* start EXTRACTED MATERIAL *
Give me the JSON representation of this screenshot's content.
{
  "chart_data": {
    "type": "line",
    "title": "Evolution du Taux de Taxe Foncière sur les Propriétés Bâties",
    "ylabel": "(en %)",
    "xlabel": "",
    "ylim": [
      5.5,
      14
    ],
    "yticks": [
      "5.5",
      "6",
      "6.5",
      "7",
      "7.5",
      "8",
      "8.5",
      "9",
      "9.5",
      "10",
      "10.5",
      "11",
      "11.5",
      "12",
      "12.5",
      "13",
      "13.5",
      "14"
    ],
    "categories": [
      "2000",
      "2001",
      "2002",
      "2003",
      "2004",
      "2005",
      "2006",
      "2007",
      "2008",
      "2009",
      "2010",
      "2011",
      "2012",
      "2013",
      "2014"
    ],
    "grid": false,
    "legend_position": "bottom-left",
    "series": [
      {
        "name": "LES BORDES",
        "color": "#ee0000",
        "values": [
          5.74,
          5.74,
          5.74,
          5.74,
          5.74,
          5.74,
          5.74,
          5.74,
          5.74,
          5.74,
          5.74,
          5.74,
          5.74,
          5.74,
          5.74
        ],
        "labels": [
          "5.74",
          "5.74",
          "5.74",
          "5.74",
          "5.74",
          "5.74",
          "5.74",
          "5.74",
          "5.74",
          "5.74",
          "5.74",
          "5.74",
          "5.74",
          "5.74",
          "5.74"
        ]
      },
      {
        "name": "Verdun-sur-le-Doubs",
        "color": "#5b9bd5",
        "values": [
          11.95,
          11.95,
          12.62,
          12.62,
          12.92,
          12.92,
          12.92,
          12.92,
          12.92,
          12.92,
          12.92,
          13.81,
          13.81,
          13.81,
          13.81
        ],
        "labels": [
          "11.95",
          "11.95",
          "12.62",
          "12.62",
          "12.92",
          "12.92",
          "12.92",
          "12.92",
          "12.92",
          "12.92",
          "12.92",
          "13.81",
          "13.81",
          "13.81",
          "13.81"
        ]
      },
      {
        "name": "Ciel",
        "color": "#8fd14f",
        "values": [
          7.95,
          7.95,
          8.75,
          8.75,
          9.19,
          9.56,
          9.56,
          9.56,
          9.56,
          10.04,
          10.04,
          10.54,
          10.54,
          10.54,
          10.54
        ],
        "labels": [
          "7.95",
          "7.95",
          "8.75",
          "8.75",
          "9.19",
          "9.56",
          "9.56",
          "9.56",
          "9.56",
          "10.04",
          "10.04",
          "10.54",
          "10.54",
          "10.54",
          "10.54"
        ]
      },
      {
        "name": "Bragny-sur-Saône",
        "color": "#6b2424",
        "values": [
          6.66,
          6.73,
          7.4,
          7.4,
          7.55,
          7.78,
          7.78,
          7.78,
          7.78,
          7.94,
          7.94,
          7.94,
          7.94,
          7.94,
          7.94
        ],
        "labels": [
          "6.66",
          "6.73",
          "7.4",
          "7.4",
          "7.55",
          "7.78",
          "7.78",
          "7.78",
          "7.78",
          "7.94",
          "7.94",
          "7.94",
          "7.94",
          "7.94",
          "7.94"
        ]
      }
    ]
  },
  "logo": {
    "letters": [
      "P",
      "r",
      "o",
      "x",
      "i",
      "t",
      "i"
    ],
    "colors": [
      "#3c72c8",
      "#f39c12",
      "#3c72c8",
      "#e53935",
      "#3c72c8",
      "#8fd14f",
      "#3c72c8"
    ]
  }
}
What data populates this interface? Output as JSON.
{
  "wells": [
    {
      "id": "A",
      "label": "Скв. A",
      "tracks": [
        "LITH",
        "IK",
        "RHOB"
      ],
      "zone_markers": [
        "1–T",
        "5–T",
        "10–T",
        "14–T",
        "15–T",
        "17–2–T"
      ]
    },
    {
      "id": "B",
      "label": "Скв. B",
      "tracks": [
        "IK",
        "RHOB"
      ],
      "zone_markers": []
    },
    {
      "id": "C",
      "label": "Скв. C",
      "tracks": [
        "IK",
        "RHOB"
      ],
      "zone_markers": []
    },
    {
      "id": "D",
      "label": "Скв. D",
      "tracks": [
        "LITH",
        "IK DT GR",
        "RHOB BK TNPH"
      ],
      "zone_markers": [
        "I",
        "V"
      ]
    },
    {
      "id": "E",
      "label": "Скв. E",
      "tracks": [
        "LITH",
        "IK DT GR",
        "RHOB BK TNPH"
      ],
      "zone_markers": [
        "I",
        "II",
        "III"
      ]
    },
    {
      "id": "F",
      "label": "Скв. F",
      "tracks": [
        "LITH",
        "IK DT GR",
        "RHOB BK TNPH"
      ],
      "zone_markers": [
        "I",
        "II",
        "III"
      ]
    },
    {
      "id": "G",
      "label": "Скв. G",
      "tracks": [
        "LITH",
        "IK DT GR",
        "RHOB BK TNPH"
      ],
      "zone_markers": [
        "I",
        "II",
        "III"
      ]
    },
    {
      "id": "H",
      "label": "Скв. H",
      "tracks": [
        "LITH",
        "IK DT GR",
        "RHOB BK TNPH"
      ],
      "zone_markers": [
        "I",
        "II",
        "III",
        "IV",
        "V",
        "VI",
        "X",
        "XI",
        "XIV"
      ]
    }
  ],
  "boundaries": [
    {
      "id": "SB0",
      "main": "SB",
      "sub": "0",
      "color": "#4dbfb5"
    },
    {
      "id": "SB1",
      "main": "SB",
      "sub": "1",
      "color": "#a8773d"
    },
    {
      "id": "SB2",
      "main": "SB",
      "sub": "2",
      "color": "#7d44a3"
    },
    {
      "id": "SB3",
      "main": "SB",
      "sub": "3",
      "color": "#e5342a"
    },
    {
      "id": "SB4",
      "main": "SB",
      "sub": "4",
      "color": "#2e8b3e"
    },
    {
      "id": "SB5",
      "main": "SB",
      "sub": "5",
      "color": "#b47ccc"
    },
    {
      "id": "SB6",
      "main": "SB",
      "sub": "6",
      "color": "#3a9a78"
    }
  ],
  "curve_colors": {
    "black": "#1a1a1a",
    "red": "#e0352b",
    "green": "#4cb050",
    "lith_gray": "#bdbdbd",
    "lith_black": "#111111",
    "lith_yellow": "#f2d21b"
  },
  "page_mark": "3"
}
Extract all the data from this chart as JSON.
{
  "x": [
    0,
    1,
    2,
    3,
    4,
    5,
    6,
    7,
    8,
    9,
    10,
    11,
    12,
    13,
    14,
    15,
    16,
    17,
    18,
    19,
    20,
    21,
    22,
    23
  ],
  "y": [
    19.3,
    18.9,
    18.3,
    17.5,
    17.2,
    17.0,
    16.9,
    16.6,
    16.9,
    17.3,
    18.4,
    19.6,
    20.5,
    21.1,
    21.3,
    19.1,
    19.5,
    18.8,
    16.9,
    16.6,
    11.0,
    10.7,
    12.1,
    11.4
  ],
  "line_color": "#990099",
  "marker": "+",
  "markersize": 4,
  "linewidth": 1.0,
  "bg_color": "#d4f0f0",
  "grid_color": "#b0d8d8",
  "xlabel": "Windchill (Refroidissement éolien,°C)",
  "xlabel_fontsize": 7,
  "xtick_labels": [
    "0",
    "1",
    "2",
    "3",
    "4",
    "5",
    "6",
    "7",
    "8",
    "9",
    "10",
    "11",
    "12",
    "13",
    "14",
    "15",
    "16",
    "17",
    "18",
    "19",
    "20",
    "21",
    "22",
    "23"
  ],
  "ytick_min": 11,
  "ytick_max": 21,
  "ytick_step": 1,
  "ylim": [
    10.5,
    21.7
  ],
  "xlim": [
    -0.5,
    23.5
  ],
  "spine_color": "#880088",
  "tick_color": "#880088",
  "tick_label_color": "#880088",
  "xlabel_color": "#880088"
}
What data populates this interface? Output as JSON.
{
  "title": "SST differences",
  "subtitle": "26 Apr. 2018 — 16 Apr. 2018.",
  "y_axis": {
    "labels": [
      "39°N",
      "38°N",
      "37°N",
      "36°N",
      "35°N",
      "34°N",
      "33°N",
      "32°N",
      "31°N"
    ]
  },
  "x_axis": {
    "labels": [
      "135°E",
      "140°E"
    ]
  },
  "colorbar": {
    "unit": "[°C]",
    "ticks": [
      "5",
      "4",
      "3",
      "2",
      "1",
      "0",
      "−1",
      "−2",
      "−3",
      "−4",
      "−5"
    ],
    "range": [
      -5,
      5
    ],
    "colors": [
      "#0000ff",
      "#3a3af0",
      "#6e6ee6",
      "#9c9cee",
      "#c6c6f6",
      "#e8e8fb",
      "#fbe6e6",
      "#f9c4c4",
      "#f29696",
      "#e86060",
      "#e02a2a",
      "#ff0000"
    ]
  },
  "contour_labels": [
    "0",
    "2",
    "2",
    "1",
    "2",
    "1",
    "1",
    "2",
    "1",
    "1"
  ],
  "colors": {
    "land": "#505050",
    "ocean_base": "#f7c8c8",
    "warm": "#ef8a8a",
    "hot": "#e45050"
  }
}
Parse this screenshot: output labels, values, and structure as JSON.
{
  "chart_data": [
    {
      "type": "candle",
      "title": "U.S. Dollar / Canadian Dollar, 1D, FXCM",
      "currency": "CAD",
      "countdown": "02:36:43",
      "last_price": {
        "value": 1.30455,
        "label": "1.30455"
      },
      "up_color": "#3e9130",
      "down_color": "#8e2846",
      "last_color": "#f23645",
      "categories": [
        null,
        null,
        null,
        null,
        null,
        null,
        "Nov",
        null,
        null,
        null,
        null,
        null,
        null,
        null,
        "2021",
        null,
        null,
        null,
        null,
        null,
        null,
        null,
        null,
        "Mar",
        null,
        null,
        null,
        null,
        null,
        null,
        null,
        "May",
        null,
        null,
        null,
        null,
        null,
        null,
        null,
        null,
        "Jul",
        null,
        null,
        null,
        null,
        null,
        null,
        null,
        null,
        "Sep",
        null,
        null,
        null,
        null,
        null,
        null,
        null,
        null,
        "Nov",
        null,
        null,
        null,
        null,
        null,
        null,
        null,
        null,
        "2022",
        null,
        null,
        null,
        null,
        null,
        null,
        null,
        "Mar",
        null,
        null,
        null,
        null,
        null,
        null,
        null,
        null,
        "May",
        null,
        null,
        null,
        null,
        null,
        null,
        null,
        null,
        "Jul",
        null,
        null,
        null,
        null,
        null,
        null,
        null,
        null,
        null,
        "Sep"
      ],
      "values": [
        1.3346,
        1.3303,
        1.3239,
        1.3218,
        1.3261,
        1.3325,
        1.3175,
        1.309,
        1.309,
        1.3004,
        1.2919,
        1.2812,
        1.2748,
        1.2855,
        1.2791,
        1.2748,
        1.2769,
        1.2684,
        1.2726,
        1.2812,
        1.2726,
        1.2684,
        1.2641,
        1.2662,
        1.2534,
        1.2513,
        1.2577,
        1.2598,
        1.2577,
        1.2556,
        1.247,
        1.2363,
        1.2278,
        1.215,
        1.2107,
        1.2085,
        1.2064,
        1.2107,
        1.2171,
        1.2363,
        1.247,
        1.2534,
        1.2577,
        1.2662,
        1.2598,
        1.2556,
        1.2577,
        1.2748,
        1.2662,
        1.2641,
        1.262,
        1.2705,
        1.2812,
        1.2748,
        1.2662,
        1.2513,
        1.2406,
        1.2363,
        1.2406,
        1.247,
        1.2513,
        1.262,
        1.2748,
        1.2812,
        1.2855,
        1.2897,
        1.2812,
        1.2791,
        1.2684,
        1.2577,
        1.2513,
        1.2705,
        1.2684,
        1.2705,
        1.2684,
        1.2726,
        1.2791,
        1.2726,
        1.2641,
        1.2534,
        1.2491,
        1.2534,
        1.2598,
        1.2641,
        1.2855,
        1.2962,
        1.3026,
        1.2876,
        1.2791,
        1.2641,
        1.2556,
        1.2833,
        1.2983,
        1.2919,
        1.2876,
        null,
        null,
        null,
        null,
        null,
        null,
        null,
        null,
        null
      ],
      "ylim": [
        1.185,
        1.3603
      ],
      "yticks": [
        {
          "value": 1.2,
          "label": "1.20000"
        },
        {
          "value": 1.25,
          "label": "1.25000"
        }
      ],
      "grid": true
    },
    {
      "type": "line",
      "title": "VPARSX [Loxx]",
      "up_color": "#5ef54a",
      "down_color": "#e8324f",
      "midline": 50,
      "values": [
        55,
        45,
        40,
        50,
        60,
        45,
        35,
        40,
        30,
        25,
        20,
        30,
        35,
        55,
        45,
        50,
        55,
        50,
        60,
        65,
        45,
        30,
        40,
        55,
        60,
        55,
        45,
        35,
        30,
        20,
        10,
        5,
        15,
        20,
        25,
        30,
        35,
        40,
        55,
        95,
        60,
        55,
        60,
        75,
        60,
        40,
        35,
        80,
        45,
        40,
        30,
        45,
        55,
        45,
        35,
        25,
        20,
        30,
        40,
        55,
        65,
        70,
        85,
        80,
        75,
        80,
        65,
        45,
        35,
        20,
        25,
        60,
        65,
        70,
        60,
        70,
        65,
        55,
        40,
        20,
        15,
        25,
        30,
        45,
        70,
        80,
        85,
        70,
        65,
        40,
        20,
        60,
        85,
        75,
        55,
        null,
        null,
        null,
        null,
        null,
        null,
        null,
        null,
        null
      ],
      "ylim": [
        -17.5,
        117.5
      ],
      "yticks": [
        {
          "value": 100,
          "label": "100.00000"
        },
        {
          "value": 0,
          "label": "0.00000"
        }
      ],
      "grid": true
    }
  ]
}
* end EXTRACTED MATERIAL *
* [EXERCISE]:
Which lines in the listing above hold the word "JSON"? Show each of them.

* [FINAL RESULT]:
Give me the JSON representation of this screenshot's content.
What data populates this interface? Output as JSON.
Extract all the data from this chart as JSON.
What data populates this interface? Output as JSON.
Parse this screenshot: output labels, values, and structure as JSON.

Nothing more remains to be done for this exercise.